- _CHALLENGE_: Work out how many lines have "vous" in them. Give only that number.

- _DATA FOR THIS TASK_:
· · · · · · ·

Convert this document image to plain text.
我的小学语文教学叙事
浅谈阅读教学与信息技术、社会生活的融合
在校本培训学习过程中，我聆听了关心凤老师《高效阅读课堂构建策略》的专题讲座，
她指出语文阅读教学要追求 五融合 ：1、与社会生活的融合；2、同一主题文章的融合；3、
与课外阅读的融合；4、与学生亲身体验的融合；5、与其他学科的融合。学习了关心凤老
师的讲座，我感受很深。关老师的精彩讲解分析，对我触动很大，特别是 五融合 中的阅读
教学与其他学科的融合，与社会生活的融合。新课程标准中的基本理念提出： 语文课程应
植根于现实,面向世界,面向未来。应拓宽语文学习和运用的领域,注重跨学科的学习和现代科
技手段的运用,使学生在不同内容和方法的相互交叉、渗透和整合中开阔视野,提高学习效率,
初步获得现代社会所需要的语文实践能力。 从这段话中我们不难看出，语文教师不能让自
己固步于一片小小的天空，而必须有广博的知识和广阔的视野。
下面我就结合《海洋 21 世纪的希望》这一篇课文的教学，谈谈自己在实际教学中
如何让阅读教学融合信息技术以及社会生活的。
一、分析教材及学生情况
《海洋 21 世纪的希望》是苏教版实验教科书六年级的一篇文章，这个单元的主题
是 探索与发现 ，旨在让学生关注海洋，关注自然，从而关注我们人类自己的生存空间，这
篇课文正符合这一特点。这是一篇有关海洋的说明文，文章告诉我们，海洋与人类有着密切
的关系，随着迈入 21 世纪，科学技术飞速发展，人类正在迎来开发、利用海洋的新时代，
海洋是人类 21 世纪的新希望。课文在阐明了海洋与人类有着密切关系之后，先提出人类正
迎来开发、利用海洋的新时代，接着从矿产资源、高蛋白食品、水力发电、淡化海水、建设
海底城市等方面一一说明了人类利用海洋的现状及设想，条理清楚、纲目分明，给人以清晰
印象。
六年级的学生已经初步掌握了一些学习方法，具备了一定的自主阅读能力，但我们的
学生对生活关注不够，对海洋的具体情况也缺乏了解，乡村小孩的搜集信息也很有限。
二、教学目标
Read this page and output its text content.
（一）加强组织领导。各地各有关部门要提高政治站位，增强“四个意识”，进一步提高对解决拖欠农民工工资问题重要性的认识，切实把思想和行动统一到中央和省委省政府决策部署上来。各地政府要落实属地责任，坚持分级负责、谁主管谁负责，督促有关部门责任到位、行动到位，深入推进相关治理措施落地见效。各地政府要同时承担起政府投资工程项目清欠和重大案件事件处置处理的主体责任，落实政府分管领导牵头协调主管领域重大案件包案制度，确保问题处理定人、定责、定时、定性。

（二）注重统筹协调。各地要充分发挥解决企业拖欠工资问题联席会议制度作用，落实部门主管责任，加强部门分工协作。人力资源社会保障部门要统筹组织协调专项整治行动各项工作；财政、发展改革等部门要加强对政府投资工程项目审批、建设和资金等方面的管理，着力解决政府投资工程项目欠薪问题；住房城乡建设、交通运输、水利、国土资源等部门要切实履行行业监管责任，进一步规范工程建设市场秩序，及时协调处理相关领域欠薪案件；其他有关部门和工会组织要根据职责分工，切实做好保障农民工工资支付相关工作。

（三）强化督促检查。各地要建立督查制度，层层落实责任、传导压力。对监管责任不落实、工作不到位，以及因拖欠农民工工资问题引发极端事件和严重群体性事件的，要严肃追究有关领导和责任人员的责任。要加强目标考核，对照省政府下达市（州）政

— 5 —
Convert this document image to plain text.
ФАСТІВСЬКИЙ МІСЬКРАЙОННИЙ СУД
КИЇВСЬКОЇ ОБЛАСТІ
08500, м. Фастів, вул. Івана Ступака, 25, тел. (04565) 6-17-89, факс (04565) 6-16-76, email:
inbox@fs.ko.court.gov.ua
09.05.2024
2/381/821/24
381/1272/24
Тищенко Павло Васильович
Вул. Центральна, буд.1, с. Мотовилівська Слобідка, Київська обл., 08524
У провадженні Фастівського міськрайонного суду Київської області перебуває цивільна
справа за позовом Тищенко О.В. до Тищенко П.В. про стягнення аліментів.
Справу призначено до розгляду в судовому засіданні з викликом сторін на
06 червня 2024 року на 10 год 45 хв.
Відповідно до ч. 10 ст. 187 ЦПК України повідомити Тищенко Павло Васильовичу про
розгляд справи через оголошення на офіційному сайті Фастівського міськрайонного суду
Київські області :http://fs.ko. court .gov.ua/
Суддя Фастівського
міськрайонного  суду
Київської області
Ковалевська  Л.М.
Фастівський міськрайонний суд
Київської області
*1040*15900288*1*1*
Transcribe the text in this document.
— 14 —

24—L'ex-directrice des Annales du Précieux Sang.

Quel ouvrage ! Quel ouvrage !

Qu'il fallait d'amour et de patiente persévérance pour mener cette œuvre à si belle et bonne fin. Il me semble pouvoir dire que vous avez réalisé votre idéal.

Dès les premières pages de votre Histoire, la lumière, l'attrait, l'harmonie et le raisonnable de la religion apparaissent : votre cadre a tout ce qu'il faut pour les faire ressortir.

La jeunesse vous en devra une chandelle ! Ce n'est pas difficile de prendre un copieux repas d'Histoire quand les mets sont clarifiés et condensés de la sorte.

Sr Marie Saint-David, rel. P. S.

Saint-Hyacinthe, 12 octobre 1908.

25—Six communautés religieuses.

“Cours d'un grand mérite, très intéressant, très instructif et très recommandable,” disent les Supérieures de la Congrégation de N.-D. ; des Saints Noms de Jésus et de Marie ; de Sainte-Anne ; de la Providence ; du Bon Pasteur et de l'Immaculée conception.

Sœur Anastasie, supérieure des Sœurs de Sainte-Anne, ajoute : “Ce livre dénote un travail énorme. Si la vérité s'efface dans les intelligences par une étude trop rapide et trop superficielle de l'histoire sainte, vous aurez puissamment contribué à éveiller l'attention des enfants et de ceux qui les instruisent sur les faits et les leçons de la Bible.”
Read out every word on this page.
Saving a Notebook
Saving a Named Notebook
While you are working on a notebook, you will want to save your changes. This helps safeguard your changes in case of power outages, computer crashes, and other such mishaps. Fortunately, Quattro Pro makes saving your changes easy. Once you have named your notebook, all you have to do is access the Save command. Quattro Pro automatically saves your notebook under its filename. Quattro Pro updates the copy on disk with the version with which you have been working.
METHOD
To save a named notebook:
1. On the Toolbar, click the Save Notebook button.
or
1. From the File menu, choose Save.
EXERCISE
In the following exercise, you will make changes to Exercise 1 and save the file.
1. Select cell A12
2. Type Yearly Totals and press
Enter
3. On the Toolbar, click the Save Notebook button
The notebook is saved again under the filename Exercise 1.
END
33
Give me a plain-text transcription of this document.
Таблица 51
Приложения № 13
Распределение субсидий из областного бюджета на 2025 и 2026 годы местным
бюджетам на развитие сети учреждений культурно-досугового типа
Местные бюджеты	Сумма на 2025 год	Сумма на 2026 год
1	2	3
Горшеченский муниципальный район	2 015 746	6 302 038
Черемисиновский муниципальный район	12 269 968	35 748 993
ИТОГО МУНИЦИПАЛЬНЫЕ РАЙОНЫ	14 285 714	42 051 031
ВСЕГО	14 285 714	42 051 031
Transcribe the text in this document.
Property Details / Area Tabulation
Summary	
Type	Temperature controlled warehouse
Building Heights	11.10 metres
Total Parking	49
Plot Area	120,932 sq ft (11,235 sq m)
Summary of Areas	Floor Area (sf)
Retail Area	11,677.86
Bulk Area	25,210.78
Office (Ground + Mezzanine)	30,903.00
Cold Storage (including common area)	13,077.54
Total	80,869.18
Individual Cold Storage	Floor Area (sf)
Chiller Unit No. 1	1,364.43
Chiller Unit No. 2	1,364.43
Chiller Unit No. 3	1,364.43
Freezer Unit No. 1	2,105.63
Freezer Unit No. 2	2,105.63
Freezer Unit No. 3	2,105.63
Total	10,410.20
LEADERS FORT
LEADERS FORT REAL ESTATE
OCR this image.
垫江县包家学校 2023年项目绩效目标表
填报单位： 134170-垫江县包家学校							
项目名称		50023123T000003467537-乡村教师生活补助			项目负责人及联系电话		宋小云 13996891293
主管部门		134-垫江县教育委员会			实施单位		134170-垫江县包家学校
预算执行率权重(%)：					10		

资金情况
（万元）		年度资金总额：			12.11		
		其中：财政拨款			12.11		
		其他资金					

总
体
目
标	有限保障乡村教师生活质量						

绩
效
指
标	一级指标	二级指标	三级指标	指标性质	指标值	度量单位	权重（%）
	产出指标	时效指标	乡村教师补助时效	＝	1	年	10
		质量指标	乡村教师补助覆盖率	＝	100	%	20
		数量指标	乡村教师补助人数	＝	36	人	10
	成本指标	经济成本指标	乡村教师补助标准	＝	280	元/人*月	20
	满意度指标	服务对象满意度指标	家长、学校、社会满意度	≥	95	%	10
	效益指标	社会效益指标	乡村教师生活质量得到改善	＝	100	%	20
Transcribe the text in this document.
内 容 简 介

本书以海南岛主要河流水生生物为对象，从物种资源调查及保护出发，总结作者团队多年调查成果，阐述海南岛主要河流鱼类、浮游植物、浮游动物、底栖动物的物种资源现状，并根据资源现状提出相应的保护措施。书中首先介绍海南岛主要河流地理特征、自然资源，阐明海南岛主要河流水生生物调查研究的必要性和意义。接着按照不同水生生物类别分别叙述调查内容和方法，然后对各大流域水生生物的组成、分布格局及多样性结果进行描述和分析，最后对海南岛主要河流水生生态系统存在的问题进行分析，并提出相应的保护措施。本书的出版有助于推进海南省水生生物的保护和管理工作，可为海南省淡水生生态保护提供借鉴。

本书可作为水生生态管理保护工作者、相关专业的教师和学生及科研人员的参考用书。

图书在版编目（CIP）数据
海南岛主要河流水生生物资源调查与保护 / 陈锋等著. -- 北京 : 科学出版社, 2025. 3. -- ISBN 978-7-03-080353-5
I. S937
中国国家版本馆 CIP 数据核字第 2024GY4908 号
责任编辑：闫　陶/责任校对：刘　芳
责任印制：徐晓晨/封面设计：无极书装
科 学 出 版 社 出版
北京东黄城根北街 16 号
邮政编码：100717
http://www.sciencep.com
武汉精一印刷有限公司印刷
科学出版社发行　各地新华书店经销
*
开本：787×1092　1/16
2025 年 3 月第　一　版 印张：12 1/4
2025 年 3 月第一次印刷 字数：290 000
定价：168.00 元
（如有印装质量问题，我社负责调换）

· · · · · · ·

- _TASK RESPONSE_: 3